(TASKS TO CARRY OUT)
- 1) Reproduce the portion of the employer mandate article below word for word, starting with "Healthcare providers, on" and going on through "of newly-insured patients.".
- 2) In the employer mandate article below, what did CNN report happened to healthcare-related stocks the day after the delay was announced?

Employer Mandate Delay Means Trouble For Providers

By Greg Bengel, contributing writer
With the employer mandate requirement being delayed until 2015, providers face both reimbursement cuts and fewer patients
On July 2, the Obama administration delayed the Affordable Care Act’s employer mandate until 2015, giving employers a one-year reprieve from the requirement that they offer health insurance or be penalized. According to The Business Journals, small business owners had been flooding the Obama administration with complaints that the rules of the mandate were too complex, and they needed more time to comply with them. Similarly, Bloomberg quotes Randy Johnson, senior VP at the U.S. Chamber of Commerce, as saying “employers need more time and clarification of the rules of the road before implementing the employer mandate.” With implementation now postponed a year, many employers are breathing a sigh of relief.
Healthcare providers, on the other hand, are decidedly unhappy with the delay and the Orlando Business Journal makes clear why. According to the article, the delay hits healthcare providers with a proverbial double-whammy. Hospitals and providers are already facing cuts in reimbursement due to health reforms that have taken effect. Providers were counting on the employer mandate to help offset these cuts by providing them with more insured patients. Now, with the cuts in reimbursements already in effect, providers will have to wait at least another year for the expected influx of newly-insured patients.
The article quotes Michael Carroll, an analyst with Tribrook Health Care Consultants Inc. in Tampa, FL, on his fears for Florida hospitals. “The administration’s announcement yesterday combined with the Florida House blocking Medicaid expansion this session, likely will result in hospitals continuing to experience increasing levels of uncompensated care (charity care and bad debts) while disproportionate share payments, intended to compensate for uncompensated care are being reduced, albeit at modest rate in the early years of the Affordable Care Act implementation.”
Carroll’s concerns echo nationwide. CNN reported that the day after the delay was announced, healthcare-related stocks dropped. Investors, who had been betting that providers were going to benefit from the employer mandate, took those bets off the table.
An article about the delay published on modernhealthcare.com (subscription required) briefly touches on yet another troubling consequence for providers. The delay, it reports, could prompt more people to enroll in health exchanges with higher deductibles and cost-sharing. And the problem with that? When patients are responsible for more of the bill, hospitals see upticks in uncompensated care and revenue cycle problems.

(ENTRIES SUPPLIED)
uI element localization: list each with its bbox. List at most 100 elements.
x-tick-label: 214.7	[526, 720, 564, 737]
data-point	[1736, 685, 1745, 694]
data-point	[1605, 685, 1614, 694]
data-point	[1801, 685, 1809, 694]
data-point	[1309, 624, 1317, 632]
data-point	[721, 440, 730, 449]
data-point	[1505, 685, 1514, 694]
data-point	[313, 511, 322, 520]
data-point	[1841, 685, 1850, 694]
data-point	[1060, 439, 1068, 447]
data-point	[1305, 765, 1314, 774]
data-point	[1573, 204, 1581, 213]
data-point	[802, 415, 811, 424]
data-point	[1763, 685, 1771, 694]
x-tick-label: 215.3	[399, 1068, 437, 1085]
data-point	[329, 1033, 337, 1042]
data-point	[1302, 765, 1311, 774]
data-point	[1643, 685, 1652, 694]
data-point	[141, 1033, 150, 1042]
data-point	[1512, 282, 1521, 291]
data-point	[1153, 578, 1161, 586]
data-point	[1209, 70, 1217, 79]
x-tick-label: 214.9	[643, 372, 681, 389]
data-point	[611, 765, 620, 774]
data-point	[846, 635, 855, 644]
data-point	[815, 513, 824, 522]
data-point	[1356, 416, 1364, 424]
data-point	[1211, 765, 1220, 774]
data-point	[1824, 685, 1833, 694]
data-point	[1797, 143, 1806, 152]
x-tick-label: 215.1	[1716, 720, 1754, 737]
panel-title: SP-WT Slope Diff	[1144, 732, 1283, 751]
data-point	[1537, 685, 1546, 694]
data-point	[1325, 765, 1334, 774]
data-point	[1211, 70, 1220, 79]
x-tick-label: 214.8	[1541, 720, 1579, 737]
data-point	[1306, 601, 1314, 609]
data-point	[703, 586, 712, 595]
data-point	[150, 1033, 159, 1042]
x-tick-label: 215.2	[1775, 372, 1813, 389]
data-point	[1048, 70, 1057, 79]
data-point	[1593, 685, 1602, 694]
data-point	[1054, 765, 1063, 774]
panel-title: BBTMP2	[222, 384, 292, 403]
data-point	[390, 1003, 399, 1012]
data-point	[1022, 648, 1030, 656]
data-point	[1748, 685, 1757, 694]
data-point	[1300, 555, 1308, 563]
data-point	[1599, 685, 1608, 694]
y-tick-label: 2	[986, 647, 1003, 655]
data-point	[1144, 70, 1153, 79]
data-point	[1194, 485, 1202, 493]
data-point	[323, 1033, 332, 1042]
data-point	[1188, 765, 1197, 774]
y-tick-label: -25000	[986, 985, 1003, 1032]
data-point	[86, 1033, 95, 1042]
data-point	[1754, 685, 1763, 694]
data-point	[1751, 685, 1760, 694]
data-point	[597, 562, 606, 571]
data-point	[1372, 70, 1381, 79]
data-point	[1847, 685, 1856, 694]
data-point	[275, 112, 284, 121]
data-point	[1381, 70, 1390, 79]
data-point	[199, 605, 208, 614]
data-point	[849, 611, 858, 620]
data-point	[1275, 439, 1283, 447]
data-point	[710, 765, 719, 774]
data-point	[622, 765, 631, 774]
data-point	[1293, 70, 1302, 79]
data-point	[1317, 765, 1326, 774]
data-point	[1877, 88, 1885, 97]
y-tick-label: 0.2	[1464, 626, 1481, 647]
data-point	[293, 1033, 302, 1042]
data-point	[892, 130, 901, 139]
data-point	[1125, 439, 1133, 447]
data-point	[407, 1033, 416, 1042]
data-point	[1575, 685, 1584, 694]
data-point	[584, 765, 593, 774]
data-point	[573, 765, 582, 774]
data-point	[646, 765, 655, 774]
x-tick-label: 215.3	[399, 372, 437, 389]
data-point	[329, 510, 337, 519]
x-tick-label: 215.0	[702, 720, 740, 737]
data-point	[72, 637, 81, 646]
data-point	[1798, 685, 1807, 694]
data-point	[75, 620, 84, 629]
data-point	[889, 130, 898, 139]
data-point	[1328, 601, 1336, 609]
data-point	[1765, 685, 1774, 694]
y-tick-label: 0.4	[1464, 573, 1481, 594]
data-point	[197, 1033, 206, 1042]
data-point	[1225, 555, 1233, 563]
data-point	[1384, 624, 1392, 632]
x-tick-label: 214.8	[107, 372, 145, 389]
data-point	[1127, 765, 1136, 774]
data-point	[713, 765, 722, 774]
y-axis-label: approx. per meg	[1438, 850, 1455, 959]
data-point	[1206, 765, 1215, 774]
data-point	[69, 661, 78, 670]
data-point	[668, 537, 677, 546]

(EXPECTED RESULTS)
- 1)
Healthcare providers, on the other hand, are decidedly unhappy with the delay and the Orlando Business Journal makes clear why. According to the article, the delay hits healthcare providers with a proverbial double-whammy. Hospitals and providers are already facing cuts in reimbursement due to health reforms that have taken effect. Providers were counting on the employer mandate to help offset these cuts by providing them with more insured patients. Now, with the cuts in reimbursements already in effect, providers will have to wait at least another year for the expected influx of newly-insured patients.

- 2) Healthcare-related stocks dropped.